**Work required**
From the listing below, output the lines between the one with "Transcribe this image's" and the one with "Convert this chart", including those two, and nothing else. Pictures are not copied.

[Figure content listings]
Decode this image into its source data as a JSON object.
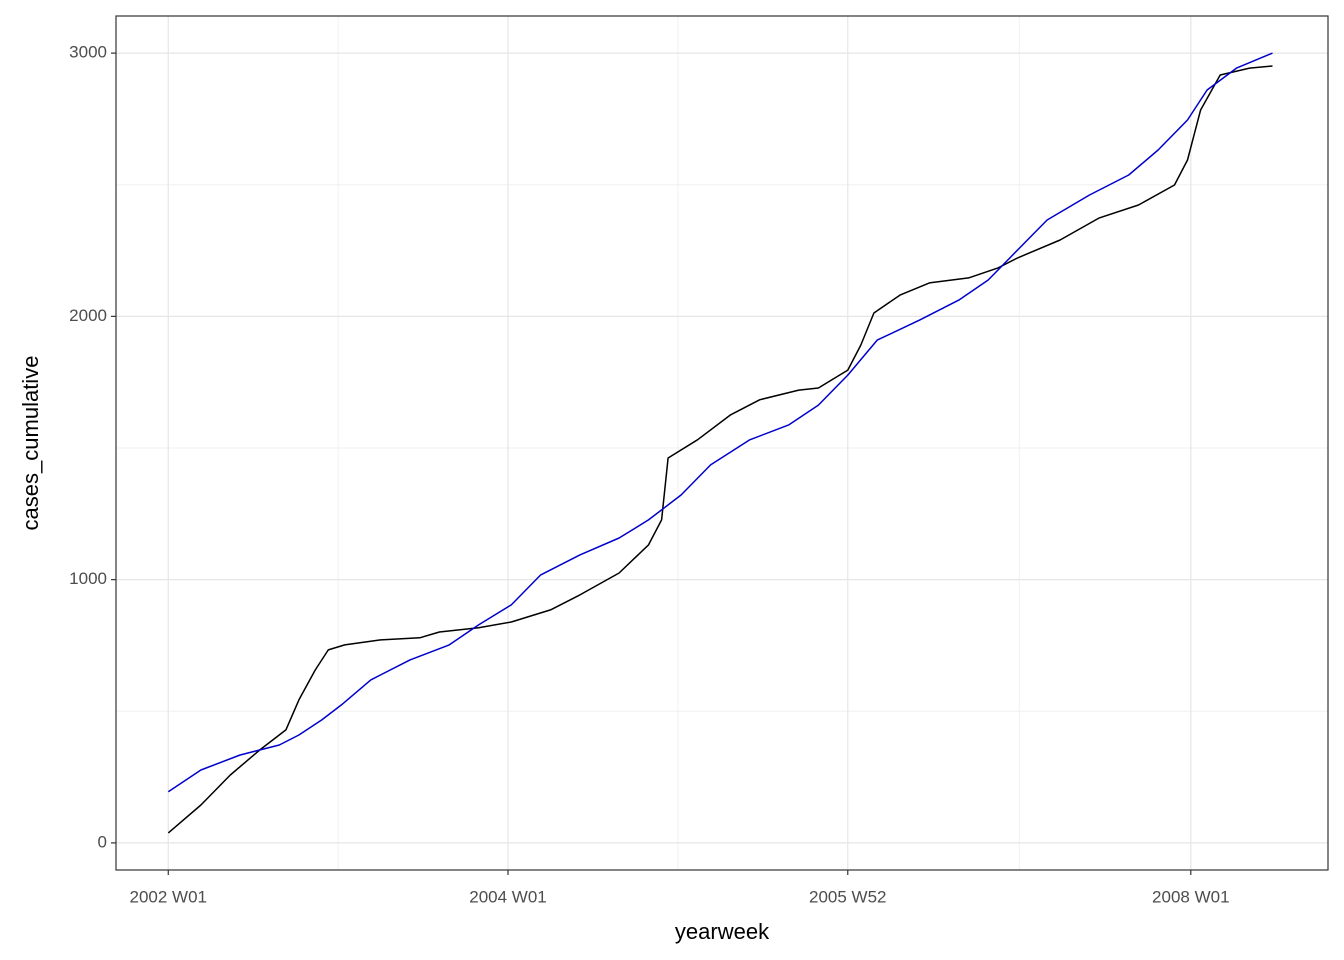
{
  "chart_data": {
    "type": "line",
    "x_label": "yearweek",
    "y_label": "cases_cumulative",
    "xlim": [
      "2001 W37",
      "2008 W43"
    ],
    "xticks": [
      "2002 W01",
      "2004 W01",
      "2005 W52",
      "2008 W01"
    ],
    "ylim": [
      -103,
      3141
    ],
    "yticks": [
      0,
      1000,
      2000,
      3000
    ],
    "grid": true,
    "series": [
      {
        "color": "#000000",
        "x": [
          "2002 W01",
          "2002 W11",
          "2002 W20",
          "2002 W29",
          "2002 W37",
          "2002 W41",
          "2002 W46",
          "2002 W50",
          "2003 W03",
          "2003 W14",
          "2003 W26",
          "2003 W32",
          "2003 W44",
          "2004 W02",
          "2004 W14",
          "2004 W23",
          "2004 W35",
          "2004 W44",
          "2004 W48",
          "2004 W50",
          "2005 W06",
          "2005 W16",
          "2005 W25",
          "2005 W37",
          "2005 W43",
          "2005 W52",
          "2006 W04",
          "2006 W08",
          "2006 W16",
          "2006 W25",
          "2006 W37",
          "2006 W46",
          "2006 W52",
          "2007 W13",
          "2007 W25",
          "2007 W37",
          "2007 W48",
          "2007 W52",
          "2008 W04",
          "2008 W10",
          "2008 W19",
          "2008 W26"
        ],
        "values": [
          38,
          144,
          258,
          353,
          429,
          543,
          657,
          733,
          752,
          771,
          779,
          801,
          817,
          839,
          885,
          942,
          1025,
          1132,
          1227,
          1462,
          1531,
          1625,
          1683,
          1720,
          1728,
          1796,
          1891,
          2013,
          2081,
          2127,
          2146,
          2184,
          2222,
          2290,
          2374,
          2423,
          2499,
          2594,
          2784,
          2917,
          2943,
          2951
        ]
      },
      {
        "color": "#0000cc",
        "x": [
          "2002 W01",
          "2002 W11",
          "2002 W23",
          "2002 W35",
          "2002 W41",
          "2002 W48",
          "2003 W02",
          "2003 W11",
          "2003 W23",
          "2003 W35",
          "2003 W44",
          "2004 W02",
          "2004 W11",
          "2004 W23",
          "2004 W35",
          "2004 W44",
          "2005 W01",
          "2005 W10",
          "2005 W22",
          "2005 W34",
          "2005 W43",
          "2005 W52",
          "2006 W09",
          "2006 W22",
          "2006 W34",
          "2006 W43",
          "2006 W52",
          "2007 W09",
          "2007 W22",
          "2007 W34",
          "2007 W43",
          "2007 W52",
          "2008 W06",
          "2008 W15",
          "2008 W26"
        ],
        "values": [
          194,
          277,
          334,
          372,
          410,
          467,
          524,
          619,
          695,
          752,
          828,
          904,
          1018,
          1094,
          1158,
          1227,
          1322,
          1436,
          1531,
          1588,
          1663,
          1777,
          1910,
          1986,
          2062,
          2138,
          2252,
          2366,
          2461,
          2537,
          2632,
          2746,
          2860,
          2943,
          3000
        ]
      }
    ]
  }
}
--
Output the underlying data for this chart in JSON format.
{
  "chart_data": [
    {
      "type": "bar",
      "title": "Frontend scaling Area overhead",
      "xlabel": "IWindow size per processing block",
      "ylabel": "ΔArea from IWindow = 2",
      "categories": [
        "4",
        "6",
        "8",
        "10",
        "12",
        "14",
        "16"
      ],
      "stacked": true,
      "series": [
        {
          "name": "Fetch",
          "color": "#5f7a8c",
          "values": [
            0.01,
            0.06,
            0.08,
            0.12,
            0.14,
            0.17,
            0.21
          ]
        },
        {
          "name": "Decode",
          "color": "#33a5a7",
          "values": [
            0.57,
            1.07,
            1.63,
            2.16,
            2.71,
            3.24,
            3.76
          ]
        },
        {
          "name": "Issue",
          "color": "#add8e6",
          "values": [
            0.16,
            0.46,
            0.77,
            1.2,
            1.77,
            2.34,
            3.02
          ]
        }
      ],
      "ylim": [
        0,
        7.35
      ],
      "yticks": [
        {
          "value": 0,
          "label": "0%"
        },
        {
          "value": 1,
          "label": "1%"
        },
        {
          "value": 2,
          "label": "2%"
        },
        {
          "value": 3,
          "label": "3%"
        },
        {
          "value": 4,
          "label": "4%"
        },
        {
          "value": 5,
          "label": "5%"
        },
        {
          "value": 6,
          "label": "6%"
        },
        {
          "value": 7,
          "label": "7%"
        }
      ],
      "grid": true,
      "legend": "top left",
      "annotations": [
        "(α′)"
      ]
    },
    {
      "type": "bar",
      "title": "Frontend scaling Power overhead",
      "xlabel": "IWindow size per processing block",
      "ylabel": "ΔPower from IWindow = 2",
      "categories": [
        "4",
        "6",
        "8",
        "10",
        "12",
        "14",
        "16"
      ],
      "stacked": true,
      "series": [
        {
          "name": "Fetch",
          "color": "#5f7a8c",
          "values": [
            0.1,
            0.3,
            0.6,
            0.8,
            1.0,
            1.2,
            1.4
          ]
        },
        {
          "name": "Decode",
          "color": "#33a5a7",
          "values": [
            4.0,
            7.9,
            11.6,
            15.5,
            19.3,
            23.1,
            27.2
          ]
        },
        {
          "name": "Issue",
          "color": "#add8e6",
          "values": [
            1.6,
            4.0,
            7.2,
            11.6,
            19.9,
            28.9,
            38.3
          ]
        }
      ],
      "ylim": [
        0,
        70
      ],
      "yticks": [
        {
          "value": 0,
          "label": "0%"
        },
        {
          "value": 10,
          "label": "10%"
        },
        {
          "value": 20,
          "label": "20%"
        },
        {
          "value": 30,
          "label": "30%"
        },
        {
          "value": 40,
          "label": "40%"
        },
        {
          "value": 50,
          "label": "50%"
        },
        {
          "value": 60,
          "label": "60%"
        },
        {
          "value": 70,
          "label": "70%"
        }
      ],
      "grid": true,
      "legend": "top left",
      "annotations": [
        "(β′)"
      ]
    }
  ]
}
==
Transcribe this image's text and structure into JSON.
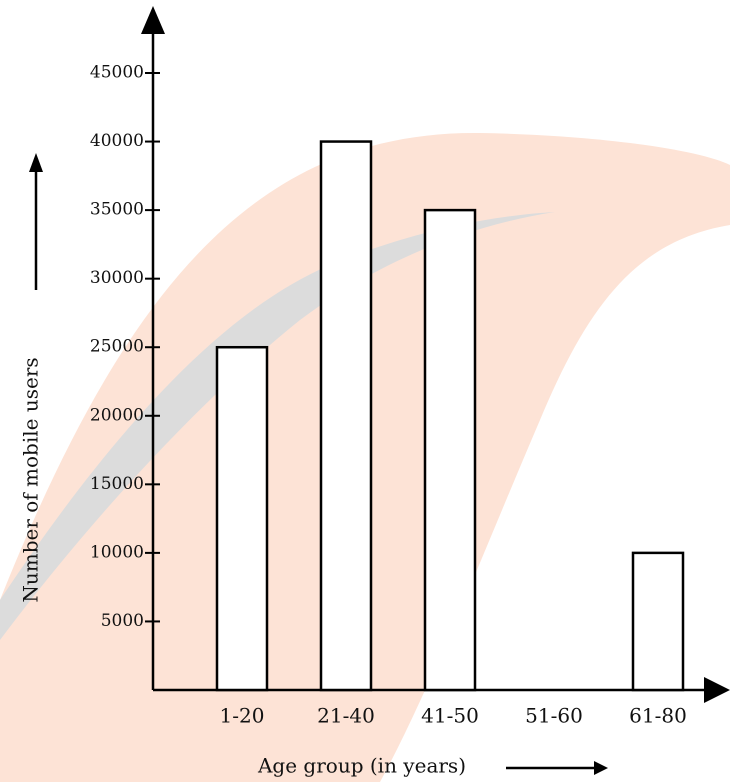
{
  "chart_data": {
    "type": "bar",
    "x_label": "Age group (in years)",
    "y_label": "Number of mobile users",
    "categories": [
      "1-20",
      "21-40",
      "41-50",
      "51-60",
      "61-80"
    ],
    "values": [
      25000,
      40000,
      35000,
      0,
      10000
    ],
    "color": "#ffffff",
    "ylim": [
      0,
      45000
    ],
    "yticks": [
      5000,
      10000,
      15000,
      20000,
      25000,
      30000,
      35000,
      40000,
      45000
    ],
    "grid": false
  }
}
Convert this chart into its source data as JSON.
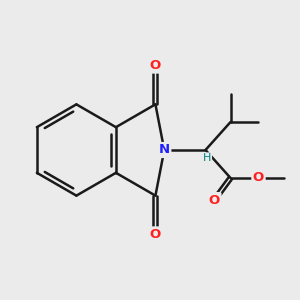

**Exercise solution**
Transcribe this image's text and structure into JSON.
{
  "chart_data": {
    "type": "bar",
    "x_label": "Age group (in years)",
    "y_label": "Number of mobile users",
    "categories": [
      "1-20",
      "21-40",
      "41-50",
      "51-60",
      "61-80"
    ],
    "values": [
      25000,
      40000,
      35000,
      0,
      10000
    ],
    "color": "#ffffff",
    "ylim": [
      0,
      45000
    ],
    "yticks": [
      5000,
      10000,
      15000,
      20000,
      25000,
      30000,
      35000,
      40000,
      45000
    ],
    "grid": false
  }
}
Convert this chart into its source data as JSON.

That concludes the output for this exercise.